## YOUR INSTRUCTIONS
Please copy the records below word for word, leaving out the pictures.

## DATASET
———
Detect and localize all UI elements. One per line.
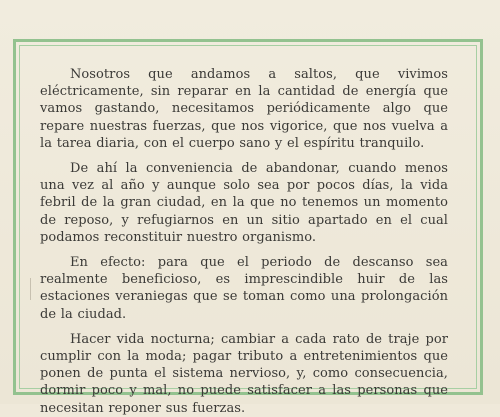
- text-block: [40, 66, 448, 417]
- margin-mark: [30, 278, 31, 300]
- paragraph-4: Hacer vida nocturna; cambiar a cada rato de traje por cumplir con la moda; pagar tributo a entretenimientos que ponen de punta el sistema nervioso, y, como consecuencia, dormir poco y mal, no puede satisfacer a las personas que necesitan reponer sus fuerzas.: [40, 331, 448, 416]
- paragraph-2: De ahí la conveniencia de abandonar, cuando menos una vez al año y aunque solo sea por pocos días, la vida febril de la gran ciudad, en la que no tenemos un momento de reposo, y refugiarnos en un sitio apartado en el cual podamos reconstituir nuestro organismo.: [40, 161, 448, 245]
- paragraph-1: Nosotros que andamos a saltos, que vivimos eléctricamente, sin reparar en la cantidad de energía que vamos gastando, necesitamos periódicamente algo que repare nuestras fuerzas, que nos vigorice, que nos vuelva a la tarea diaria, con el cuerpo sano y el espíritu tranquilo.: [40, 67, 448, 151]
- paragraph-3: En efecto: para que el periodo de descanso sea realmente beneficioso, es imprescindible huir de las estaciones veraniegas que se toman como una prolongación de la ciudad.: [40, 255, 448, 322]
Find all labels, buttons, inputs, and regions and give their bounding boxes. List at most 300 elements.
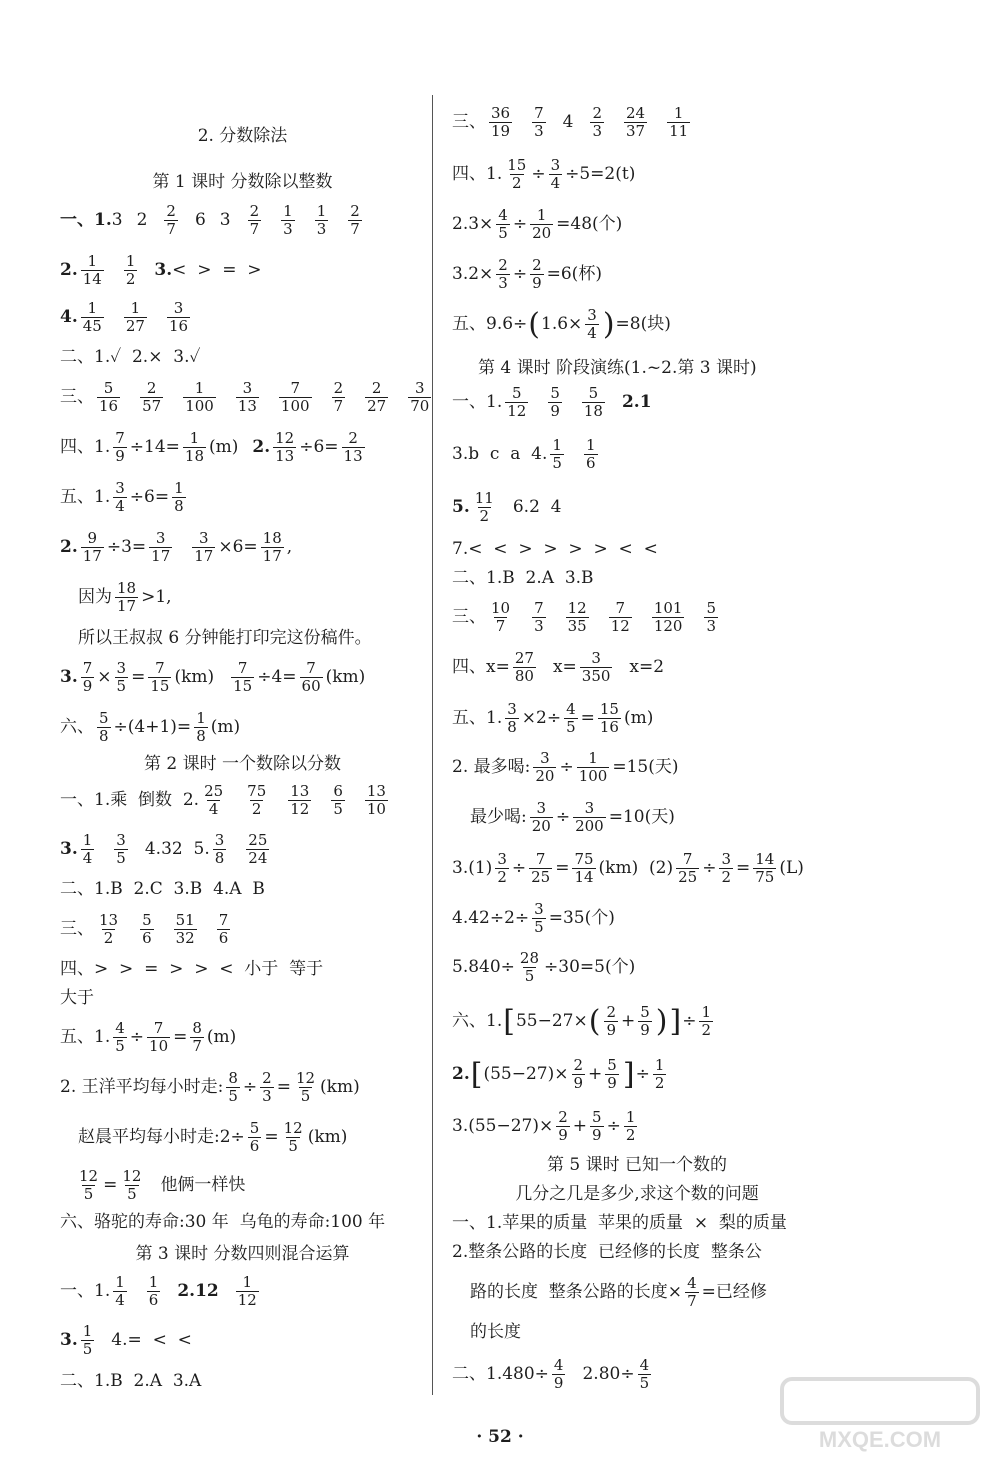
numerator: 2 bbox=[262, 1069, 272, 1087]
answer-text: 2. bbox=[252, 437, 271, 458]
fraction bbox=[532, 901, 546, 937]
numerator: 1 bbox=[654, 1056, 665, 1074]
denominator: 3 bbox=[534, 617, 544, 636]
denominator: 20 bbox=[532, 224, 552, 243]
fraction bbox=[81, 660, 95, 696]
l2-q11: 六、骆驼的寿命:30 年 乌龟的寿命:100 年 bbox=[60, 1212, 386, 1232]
———
## RIGHT ANSWER
Detect and localize all UI elements. One per line.
- text-block: [40, 66, 448, 417]
- margin-mark: [30, 278, 31, 300]
- paragraph-4: Hacer vida nocturna; cambiar a cada rato de traje por cumplir con la moda; pagar tributo a entretenimientos que ponen de punta el sistema nervioso, y, como consecuencia, dormir poco y mal, no puede satisfacer a las personas que necesitan reponer sus fuerzas.: [40, 331, 448, 416]
- paragraph-2: De ahí la conveniencia de abandonar, cuando menos una vez al año y aunque solo sea por pocos días, la vida febril de la gran ciudad, en la que no tenemos un momento de reposo, y refugiarnos en un sitio apartado en el cual podamos reconstituir nuestro organismo.: [40, 161, 448, 245]
- paragraph-1: Nosotros que andamos a saltos, que vivimos eléctricamente, sin reparar en la cantidad de energía que vamos gastando, necesitamos periódicamente algo que repare nuestras fuerzas, que nos vigorice, que nos vuelva a la tarea diaria, con el cuerpo sano y el espíritu tranquilo.: [40, 67, 448, 151]
- paragraph-3: En efecto: para que el periodo de descanso sea realmente beneficioso, es imprescindible huir de las estaciones veraniegas que se toman como una prolongación de la ciudad.: [40, 255, 448, 322]
Find all labels, buttons, inputs, and regions and give their bounding boxes. List at most 300 elements.
numerator: 2 bbox=[262, 1069, 272, 1087]
answer-text: 2. bbox=[252, 437, 271, 458]
fraction bbox=[532, 901, 546, 937]
numerator: 1 bbox=[654, 1056, 665, 1074]
denominator: 3 bbox=[534, 617, 544, 636]
denominator: 20 bbox=[532, 224, 552, 243]
fraction bbox=[81, 660, 95, 696]
l2-q11: 六、骆驼的寿命:30 年 乌龟的寿命:100 年 bbox=[60, 1212, 386, 1232]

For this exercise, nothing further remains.